# start of DATA FOR THE TASK

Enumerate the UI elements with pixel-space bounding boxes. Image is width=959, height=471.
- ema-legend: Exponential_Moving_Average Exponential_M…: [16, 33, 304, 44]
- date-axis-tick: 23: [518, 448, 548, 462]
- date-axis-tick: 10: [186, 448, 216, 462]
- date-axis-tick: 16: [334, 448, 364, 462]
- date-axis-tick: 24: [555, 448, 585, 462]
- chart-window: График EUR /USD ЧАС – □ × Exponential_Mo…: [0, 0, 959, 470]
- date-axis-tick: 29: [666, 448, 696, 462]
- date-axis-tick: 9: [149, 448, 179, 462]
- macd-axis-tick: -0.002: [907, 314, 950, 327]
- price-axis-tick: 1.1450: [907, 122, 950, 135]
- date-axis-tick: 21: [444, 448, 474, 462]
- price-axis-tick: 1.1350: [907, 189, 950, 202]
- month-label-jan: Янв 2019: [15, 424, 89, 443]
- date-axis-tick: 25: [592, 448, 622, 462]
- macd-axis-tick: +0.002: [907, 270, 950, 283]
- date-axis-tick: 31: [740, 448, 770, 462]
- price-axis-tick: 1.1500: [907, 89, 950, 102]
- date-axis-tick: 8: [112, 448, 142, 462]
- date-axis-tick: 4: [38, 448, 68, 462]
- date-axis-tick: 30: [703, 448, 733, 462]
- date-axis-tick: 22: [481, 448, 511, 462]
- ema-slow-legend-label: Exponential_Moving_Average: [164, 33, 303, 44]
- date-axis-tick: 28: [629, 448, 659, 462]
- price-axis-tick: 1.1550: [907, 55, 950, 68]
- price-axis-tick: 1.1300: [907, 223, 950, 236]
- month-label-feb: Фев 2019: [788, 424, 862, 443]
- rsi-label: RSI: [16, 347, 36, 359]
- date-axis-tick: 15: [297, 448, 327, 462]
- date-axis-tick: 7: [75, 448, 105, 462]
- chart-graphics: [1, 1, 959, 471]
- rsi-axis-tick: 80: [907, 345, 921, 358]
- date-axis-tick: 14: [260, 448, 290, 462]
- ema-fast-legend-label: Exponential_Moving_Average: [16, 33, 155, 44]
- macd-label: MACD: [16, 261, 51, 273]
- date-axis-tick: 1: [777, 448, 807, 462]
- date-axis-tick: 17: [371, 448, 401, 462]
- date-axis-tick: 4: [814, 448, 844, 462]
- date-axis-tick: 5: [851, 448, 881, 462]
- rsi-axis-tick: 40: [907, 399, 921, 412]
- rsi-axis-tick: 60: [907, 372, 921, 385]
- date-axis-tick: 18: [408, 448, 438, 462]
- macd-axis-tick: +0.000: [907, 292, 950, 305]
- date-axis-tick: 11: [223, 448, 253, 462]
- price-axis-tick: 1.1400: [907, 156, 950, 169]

# end of DATA FOR THE TASK

TASK PROMPT
Reproduce the entire listing above word for word, keeping every line in its original order.

RESULT OF THIS TASK
Enumerate the UI elements with pixel-space bounding boxes. Image is width=959, height=471.
- ema-legend: Exponential_Moving_Average Exponential_M…: [16, 33, 304, 44]
- date-axis-tick: 23: [518, 448, 548, 462]
- date-axis-tick: 10: [186, 448, 216, 462]
- date-axis-tick: 16: [334, 448, 364, 462]
- date-axis-tick: 24: [555, 448, 585, 462]
- chart-window: График EUR /USD ЧАС – □ × Exponential_Mo…: [0, 0, 959, 470]
- date-axis-tick: 29: [666, 448, 696, 462]
- date-axis-tick: 9: [149, 448, 179, 462]
- macd-axis-tick: -0.002: [907, 314, 950, 327]
- price-axis-tick: 1.1450: [907, 122, 950, 135]
- date-axis-tick: 21: [444, 448, 474, 462]
- price-axis-tick: 1.1350: [907, 189, 950, 202]
- month-label-jan: Янв 2019: [15, 424, 89, 443]
- date-axis-tick: 25: [592, 448, 622, 462]
- macd-axis-tick: +0.002: [907, 270, 950, 283]
- date-axis-tick: 31: [740, 448, 770, 462]
- price-axis-tick: 1.1500: [907, 89, 950, 102]
- date-axis-tick: 8: [112, 448, 142, 462]
- date-axis-tick: 4: [38, 448, 68, 462]
- date-axis-tick: 30: [703, 448, 733, 462]
- date-axis-tick: 22: [481, 448, 511, 462]
- ema-slow-legend-label: Exponential_Moving_Average: [164, 33, 303, 44]
- date-axis-tick: 28: [629, 448, 659, 462]
- price-axis-tick: 1.1550: [907, 55, 950, 68]
- price-axis-tick: 1.1300: [907, 223, 950, 236]
- month-label-feb: Фев 2019: [788, 424, 862, 443]
- rsi-label: RSI: [16, 347, 36, 359]
- date-axis-tick: 15: [297, 448, 327, 462]
- date-axis-tick: 7: [75, 448, 105, 462]
- chart-graphics: [1, 1, 959, 471]
- rsi-axis-tick: 80: [907, 345, 921, 358]
- date-axis-tick: 14: [260, 448, 290, 462]
- ema-fast-legend-label: Exponential_Moving_Average: [16, 33, 155, 44]
- macd-label: MACD: [16, 261, 51, 273]
- date-axis-tick: 1: [777, 448, 807, 462]
- date-axis-tick: 17: [371, 448, 401, 462]
- date-axis-tick: 4: [814, 448, 844, 462]
- date-axis-tick: 5: [851, 448, 881, 462]
- rsi-axis-tick: 40: [907, 399, 921, 412]
- rsi-axis-tick: 60: [907, 372, 921, 385]
- date-axis-tick: 18: [408, 448, 438, 462]
- macd-axis-tick: +0.000: [907, 292, 950, 305]
- date-axis-tick: 11: [223, 448, 253, 462]
- price-axis-tick: 1.1400: [907, 156, 950, 169]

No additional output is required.